-- Start --
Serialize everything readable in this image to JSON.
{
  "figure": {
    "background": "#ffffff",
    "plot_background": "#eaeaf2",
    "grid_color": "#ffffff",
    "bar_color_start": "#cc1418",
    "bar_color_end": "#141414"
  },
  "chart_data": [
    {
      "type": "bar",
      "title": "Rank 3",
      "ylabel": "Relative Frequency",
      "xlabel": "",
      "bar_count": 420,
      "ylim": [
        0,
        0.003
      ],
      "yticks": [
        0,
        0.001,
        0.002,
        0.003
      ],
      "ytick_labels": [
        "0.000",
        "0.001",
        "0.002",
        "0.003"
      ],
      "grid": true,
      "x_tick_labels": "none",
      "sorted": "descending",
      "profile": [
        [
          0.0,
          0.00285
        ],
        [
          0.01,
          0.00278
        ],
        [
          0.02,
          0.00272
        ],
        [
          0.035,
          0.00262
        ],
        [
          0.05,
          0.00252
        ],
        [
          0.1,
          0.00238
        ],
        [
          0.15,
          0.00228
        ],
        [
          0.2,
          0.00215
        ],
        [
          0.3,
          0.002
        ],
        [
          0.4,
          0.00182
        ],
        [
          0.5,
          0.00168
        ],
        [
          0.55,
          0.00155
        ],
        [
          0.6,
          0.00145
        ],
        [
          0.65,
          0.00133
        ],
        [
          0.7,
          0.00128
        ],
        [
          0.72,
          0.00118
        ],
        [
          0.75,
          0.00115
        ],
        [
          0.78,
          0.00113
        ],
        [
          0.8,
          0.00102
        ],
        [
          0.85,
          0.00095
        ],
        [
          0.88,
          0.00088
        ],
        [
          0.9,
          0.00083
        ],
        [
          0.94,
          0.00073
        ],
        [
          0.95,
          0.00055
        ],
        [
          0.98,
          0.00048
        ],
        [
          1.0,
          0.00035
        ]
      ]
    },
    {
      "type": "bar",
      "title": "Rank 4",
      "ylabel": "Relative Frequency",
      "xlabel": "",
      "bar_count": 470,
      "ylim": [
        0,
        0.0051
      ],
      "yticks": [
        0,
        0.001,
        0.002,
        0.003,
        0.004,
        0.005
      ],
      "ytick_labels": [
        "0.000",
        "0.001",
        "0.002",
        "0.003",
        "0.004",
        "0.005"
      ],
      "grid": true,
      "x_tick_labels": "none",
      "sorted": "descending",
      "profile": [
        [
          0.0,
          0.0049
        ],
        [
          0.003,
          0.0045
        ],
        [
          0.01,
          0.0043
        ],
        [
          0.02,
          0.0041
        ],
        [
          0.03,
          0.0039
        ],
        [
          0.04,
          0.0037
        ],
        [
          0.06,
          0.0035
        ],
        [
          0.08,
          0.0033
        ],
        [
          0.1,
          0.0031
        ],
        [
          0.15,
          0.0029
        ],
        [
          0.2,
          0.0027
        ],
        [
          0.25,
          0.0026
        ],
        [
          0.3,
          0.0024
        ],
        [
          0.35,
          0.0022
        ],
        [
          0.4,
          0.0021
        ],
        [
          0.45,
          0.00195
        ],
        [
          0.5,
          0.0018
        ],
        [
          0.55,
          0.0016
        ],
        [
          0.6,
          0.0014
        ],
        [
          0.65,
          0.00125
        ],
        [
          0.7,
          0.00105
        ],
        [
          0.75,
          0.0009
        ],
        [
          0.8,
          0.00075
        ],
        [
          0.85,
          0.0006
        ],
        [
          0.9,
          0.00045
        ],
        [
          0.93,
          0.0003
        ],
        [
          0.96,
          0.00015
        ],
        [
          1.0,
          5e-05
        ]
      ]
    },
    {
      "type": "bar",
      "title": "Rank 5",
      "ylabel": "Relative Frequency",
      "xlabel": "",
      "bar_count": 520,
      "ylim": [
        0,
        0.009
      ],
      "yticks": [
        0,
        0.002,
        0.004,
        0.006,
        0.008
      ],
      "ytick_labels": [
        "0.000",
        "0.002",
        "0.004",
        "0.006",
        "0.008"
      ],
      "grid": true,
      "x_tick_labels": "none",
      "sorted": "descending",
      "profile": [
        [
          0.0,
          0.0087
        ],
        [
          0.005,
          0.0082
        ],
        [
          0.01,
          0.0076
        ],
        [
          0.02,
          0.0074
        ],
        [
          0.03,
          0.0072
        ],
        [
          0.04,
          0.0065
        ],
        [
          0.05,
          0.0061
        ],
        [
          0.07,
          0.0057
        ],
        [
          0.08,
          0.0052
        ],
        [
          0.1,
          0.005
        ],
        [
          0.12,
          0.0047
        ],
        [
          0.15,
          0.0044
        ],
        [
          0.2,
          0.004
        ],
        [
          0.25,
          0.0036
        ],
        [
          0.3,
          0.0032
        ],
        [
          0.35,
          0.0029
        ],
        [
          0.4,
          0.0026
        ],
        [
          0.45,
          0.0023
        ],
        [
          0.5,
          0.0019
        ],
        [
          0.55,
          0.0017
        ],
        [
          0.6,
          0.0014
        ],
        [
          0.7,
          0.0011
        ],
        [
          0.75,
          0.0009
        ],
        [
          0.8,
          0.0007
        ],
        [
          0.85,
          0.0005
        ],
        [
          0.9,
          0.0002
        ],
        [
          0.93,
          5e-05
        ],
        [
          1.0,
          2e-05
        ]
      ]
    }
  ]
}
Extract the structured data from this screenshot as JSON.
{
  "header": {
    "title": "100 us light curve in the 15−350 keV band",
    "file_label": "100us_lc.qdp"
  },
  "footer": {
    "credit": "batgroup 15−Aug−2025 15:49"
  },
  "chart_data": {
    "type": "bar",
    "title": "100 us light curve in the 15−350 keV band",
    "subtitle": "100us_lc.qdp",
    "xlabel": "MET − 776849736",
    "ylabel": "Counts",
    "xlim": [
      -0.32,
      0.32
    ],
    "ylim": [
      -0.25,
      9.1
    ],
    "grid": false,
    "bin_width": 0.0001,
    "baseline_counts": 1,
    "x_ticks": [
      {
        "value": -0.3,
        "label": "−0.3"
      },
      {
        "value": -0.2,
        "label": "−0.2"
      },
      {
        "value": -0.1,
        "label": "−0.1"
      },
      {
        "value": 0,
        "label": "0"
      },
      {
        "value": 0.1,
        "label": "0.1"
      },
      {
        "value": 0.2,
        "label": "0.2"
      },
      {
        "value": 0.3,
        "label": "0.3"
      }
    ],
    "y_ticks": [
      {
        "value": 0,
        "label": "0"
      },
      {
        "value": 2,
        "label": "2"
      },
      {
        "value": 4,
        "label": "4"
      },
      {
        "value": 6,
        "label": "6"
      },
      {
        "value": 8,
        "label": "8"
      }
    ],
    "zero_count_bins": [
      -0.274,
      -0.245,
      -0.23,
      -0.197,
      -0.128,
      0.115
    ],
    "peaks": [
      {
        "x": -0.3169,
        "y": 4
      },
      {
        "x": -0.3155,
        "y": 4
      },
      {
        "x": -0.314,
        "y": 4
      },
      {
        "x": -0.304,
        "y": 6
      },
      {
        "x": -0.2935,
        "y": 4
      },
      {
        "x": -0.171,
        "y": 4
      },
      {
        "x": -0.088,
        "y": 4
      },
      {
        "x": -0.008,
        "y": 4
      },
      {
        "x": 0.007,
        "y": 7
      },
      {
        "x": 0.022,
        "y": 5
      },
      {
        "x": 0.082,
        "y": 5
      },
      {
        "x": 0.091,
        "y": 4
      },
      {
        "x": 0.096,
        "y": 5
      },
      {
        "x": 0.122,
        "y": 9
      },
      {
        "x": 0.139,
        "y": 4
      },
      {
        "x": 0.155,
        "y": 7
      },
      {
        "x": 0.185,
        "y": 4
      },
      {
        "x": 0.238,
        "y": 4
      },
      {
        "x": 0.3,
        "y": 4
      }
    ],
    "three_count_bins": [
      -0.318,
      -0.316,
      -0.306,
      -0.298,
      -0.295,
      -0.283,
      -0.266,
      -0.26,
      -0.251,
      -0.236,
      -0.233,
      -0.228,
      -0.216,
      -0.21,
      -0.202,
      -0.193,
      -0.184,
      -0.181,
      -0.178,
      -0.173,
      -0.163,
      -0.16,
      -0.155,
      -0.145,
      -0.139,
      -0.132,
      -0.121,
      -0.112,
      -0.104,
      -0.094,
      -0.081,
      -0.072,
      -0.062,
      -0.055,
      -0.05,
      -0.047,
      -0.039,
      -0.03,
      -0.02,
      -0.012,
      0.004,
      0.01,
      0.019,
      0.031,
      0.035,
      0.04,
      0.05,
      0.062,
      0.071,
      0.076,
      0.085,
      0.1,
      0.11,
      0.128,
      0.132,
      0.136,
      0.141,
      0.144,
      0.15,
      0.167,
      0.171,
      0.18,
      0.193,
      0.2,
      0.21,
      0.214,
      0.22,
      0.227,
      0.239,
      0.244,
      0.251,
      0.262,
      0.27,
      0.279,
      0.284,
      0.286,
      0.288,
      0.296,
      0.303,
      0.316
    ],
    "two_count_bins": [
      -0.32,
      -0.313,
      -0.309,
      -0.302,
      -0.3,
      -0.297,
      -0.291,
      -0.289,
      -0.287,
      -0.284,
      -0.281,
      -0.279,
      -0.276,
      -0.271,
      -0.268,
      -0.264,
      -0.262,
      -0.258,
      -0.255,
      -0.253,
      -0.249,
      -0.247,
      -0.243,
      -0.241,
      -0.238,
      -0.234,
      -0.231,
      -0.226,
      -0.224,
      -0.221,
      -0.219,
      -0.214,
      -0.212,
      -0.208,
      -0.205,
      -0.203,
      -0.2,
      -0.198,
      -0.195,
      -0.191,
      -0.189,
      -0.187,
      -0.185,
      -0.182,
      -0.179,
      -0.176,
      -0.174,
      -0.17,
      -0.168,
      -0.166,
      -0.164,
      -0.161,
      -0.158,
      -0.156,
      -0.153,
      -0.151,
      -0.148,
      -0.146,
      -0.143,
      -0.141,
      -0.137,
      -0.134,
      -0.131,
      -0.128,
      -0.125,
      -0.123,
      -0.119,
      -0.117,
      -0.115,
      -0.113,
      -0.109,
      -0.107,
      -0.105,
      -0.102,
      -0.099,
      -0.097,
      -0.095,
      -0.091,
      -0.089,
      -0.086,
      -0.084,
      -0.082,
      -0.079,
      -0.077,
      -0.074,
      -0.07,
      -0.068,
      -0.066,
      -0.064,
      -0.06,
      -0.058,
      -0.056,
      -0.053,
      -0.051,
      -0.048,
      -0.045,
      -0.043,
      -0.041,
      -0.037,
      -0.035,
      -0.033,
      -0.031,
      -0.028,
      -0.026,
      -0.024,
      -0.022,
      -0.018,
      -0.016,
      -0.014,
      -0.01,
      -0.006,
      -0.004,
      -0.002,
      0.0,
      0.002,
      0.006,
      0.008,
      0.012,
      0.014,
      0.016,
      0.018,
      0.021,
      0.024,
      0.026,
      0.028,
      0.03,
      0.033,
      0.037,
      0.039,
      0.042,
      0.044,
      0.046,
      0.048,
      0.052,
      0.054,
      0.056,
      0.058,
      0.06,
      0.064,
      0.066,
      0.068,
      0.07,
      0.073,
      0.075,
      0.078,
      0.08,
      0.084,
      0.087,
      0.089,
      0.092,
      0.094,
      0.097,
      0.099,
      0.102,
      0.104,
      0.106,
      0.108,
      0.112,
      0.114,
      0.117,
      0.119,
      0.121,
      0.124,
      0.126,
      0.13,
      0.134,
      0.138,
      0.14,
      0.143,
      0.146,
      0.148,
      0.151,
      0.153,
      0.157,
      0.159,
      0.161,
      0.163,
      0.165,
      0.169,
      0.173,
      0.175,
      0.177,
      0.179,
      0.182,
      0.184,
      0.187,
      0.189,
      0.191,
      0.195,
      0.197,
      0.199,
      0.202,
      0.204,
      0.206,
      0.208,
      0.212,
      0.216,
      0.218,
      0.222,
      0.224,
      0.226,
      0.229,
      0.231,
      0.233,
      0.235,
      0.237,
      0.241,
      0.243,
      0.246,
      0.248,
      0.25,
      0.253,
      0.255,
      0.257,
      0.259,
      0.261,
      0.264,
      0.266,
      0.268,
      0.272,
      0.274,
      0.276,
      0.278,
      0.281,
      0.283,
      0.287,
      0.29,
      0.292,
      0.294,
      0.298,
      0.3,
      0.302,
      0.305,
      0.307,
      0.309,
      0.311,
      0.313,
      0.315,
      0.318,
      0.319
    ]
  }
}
-- End --
→ Required work
Find the word "this" in the entries, and copy every line it shows up in.

→ Right answer
Serialize everything readable in this image to JSON.
Extract the structured data from this screenshot as JSON.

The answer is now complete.